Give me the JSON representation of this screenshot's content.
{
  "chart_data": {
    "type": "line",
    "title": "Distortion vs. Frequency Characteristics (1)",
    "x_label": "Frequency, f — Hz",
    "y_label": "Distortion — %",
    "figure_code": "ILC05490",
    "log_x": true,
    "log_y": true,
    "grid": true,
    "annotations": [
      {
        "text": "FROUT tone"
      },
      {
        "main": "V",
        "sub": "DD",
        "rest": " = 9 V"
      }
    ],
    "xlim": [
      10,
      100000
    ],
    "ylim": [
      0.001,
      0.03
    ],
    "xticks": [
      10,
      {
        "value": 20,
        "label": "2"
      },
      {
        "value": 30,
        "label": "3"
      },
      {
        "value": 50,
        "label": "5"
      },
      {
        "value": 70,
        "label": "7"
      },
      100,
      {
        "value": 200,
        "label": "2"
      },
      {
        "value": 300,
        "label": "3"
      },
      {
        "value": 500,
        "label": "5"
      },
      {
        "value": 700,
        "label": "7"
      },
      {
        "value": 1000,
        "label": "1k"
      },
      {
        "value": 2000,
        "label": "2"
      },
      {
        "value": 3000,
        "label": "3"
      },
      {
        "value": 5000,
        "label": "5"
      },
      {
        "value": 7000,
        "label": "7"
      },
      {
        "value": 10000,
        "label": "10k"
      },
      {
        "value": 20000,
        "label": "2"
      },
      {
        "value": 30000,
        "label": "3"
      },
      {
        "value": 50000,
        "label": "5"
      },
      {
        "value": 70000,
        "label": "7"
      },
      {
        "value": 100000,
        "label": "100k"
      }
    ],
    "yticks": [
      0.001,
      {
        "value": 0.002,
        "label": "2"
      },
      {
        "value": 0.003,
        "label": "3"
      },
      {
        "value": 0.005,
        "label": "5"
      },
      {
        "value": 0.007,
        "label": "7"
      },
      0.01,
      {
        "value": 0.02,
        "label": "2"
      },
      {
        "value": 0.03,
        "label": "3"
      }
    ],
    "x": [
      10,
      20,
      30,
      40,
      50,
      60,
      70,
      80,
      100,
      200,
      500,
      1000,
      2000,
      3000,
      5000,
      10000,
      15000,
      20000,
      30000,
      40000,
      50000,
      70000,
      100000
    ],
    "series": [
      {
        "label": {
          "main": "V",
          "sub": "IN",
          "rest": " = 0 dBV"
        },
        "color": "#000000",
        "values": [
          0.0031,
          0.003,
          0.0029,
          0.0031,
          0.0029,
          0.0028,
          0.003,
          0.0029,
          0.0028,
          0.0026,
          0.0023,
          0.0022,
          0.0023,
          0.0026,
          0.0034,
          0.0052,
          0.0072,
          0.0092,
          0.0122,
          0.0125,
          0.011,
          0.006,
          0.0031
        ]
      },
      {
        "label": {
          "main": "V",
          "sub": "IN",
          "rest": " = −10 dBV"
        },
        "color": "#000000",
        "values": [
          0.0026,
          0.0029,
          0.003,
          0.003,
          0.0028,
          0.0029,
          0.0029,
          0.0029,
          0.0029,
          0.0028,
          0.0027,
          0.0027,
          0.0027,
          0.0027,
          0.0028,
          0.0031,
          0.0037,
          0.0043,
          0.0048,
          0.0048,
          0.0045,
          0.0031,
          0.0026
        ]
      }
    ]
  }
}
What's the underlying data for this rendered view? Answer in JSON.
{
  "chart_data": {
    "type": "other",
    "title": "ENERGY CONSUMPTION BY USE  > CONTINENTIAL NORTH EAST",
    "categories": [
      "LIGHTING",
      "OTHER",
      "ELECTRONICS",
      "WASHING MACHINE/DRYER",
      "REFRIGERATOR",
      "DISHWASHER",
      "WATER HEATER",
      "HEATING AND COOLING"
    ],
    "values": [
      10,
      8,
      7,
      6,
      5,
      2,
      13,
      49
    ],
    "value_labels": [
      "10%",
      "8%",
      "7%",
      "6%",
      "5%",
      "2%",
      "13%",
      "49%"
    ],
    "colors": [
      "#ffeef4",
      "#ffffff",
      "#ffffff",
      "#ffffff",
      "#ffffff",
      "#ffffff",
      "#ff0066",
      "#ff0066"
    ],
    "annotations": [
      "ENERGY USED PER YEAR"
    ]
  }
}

* * *

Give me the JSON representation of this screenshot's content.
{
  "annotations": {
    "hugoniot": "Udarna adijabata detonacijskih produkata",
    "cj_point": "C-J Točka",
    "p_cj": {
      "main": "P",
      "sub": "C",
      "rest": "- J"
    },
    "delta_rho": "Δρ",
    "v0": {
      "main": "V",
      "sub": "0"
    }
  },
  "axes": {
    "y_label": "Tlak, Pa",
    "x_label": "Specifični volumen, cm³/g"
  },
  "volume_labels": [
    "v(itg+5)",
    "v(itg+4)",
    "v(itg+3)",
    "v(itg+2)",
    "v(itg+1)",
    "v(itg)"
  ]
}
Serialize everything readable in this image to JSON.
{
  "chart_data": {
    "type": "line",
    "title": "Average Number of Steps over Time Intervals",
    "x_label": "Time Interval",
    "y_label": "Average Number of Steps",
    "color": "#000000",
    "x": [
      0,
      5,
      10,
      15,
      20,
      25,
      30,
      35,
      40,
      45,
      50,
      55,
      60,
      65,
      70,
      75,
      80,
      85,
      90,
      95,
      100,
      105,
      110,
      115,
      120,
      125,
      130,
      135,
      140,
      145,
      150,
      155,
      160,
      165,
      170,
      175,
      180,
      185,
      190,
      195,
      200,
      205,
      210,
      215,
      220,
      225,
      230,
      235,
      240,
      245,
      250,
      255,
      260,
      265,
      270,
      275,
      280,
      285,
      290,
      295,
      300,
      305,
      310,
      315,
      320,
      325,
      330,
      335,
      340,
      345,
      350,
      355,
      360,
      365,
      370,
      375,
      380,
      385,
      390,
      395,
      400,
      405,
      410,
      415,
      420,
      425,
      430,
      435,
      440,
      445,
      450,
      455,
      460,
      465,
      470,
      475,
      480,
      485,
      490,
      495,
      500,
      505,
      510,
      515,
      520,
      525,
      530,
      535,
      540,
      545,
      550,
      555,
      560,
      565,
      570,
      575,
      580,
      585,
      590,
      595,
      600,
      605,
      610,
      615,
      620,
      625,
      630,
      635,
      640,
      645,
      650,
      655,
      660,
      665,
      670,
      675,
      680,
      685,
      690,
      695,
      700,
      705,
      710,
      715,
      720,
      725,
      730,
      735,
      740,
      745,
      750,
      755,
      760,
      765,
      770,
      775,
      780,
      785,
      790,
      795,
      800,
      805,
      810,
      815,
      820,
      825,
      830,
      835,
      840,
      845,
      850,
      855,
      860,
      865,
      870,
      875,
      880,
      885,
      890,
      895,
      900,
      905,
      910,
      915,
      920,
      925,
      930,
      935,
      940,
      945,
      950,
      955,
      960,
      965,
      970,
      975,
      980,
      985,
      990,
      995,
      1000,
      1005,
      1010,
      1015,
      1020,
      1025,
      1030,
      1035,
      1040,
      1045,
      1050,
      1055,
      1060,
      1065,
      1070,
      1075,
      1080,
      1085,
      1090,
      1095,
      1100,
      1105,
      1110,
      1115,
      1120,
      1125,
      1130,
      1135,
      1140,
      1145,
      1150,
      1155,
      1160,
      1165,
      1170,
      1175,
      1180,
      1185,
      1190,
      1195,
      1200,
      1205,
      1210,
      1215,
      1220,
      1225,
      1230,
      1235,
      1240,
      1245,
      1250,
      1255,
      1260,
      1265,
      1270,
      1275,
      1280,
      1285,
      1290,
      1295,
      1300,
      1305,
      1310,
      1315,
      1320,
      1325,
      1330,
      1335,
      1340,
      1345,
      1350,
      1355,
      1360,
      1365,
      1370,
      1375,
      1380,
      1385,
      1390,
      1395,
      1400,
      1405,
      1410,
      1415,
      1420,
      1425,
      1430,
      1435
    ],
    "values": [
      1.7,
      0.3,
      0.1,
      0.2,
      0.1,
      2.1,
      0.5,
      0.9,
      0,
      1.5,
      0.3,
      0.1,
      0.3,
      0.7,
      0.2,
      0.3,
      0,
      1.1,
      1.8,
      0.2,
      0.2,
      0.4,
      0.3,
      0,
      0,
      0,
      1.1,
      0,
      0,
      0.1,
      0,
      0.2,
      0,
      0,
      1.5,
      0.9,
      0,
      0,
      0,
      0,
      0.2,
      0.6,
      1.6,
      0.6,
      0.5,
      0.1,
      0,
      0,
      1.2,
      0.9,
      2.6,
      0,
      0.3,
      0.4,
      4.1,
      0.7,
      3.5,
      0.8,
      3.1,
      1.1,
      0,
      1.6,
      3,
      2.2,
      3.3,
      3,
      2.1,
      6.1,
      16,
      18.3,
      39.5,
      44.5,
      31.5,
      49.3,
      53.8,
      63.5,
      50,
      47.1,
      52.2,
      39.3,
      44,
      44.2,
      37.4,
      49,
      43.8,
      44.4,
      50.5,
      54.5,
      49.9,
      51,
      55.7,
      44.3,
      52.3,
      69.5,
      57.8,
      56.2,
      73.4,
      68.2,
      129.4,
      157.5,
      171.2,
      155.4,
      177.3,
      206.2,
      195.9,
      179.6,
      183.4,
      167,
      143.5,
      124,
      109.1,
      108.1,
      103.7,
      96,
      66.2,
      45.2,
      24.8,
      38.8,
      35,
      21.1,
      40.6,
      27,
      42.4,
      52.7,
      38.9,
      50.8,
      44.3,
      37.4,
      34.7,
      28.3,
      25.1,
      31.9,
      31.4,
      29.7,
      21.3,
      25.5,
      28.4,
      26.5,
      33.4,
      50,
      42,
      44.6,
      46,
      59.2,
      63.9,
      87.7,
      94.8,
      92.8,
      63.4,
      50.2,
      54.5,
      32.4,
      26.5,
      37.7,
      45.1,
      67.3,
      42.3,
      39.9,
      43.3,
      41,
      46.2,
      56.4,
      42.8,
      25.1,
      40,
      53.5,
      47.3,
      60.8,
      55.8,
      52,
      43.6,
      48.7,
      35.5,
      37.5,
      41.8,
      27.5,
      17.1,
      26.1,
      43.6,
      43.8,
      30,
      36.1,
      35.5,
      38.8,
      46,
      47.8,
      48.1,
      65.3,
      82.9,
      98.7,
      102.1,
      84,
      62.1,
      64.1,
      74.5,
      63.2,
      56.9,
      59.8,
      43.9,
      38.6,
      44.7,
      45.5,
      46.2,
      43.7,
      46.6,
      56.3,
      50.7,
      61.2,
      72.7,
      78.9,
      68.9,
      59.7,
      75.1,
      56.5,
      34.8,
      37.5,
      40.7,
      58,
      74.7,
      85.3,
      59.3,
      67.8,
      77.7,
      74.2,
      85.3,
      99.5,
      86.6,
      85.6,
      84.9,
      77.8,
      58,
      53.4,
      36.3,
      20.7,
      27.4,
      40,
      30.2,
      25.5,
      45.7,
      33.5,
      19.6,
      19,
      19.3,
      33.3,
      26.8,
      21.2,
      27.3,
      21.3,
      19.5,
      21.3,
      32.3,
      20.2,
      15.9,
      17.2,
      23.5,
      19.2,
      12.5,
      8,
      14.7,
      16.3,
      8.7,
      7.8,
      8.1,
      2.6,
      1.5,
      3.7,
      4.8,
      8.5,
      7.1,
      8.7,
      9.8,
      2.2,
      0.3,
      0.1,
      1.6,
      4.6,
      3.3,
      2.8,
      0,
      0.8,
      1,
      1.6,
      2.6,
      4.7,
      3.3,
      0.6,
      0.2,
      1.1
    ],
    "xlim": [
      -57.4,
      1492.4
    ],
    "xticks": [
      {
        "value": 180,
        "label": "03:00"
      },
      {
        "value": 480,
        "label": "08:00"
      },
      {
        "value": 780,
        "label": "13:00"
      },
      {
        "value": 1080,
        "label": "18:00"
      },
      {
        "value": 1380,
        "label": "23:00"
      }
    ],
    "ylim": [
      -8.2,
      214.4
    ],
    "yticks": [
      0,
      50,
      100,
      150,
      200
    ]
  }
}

* * *

▸ Aim of the task:
From the listing above, pick out each line where the word "title" appears.

▸ Answer for the task:
    "title": "Distortion vs. Frequency Characteristics (1)",
    "title": "ENERGY CONSUMPTION BY USE  > CONTINENTIAL NORTH EAST",
    "title": "Average Number of Steps over Time Intervals",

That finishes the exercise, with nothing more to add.